___ Records to use
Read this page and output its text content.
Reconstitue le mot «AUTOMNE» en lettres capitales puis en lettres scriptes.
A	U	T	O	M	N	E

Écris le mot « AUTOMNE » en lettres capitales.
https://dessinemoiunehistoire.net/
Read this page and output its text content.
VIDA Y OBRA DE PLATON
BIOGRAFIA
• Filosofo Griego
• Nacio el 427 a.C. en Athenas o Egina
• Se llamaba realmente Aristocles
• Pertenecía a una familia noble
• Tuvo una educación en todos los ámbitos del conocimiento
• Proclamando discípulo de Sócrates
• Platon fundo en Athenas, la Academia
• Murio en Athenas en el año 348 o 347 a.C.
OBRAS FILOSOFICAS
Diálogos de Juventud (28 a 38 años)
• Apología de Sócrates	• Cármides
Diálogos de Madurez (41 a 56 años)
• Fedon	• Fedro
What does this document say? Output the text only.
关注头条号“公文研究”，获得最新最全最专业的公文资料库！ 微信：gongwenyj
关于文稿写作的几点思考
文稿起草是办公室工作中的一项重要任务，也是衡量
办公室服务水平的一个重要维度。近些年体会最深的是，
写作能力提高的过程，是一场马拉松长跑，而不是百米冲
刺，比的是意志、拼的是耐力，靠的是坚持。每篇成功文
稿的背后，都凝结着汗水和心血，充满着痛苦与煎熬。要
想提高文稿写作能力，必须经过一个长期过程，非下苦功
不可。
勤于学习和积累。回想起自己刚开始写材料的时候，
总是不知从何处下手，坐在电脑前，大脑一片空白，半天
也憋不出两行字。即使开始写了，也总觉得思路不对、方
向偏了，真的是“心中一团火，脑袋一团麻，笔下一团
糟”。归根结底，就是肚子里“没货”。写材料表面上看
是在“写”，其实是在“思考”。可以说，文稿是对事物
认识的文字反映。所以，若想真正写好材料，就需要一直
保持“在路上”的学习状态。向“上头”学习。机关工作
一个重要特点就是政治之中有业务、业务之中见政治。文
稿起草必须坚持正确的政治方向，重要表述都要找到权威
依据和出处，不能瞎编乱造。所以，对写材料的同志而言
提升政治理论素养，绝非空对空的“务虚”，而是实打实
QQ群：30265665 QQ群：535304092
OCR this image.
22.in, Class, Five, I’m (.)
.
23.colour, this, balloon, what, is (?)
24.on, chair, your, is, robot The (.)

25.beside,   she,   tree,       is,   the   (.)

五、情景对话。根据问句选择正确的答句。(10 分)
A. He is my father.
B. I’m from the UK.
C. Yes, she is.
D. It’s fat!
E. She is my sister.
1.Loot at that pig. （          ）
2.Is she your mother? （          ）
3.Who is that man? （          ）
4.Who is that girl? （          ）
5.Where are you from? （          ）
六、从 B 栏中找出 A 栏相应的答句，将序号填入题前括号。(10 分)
______
Objective: Extract all lines of the records above that include "lettres".

Task answer:
Reconstitue le mot «AUTOMNE» en lettres capitales puis en lettres scriptes.
Écris le mot « AUTOMNE » en lettres capitales.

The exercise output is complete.